• **Given task**
Make an exact copy of all the records.

• **Exercise input**
═══

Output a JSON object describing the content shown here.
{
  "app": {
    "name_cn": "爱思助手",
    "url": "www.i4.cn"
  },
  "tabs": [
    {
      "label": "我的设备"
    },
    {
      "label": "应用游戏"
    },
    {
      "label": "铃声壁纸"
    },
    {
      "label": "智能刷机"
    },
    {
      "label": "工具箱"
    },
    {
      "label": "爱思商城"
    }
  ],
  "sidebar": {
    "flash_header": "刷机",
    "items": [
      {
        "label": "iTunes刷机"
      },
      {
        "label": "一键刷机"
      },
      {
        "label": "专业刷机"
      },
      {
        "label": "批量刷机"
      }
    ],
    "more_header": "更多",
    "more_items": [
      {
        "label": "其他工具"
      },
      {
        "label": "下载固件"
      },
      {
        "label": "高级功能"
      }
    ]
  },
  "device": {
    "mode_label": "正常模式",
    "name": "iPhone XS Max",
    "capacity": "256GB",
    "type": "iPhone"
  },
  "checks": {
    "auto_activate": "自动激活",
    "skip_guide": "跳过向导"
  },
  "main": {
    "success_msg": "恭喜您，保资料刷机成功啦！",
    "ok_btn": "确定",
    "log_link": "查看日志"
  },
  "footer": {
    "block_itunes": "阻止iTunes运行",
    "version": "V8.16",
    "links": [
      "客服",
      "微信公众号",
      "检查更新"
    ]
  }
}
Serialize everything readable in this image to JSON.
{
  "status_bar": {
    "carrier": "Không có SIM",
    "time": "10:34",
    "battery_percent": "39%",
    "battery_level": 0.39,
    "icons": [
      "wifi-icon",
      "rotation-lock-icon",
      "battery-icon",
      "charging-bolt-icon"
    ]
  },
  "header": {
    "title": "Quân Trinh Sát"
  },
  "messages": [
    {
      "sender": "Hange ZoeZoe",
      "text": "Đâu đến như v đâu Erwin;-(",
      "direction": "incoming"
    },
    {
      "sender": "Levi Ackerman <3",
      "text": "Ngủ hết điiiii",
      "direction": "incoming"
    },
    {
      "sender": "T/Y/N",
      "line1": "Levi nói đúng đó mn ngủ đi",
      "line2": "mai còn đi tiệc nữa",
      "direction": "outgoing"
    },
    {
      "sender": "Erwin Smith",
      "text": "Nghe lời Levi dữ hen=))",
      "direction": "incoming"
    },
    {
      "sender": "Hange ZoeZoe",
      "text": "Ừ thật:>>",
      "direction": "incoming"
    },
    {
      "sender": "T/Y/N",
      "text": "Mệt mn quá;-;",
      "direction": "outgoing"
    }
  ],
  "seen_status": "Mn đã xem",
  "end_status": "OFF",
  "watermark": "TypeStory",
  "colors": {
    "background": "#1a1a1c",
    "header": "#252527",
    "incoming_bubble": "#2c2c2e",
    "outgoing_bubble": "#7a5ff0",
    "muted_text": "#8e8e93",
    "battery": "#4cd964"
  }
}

═══

• **Answer to this exercise**
Output a JSON object describing the content shown here.
{
  "app": {
    "name_cn": "爱思助手",
    "url": "www.i4.cn"
  },
  "tabs": [
    {
      "label": "我的设备"
    },
    {
      "label": "应用游戏"
    },
    {
      "label": "铃声壁纸"
    },
    {
      "label": "智能刷机"
    },
    {
      "label": "工具箱"
    },
    {
      "label": "爱思商城"
    }
  ],
  "sidebar": {
    "flash_header": "刷机",
    "items": [
      {
        "label": "iTunes刷机"
      },
      {
        "label": "一键刷机"
      },
      {
        "label": "专业刷机"
      },
      {
        "label": "批量刷机"
      }
    ],
    "more_header": "更多",
    "more_items": [
      {
        "label": "其他工具"
      },
      {
        "label": "下载固件"
      },
      {
        "label": "高级功能"
      }
    ]
  },
  "device": {
    "mode_label": "正常模式",
    "name": "iPhone XS Max",
    "capacity": "256GB",
    "type": "iPhone"
  },
  "checks": {
    "auto_activate": "自动激活",
    "skip_guide": "跳过向导"
  },
  "main": {
    "success_msg": "恭喜您，保资料刷机成功啦！",
    "ok_btn": "确定",
    "log_link": "查看日志"
  },
  "footer": {
    "block_itunes": "阻止iTunes运行",
    "version": "V8.16",
    "links": [
      "客服",
      "微信公众号",
      "检查更新"
    ]
  }
}
Serialize everything readable in this image to JSON.
{
  "status_bar": {
    "carrier": "Không có SIM",
    "time": "10:34",
    "battery_percent": "39%",
    "battery_level": 0.39,
    "icons": [
      "wifi-icon",
      "rotation-lock-icon",
      "battery-icon",
      "charging-bolt-icon"
    ]
  },
  "header": {
    "title": "Quân Trinh Sát"
  },
  "messages": [
    {
      "sender": "Hange ZoeZoe",
      "text": "Đâu đến như v đâu Erwin;-(",
      "direction": "incoming"
    },
    {
      "sender": "Levi Ackerman <3",
      "text": "Ngủ hết điiiii",
      "direction": "incoming"
    },
    {
      "sender": "T/Y/N",
      "line1": "Levi nói đúng đó mn ngủ đi",
      "line2": "mai còn đi tiệc nữa",
      "direction": "outgoing"
    },
    {
      "sender": "Erwin Smith",
      "text": "Nghe lời Levi dữ hen=))",
      "direction": "incoming"
    },
    {
      "sender": "Hange ZoeZoe",
      "text": "Ừ thật:>>",
      "direction": "incoming"
    },
    {
      "sender": "T/Y/N",
      "text": "Mệt mn quá;-;",
      "direction": "outgoing"
    }
  ],
  "seen_status": "Mn đã xem",
  "end_status": "OFF",
  "watermark": "TypeStory",
  "colors": {
    "background": "#1a1a1c",
    "header": "#252527",
    "incoming_bubble": "#2c2c2e",
    "outgoing_bubble": "#7a5ff0",
    "muted_text": "#8e8e93",
    "battery": "#4cd964"
  }
}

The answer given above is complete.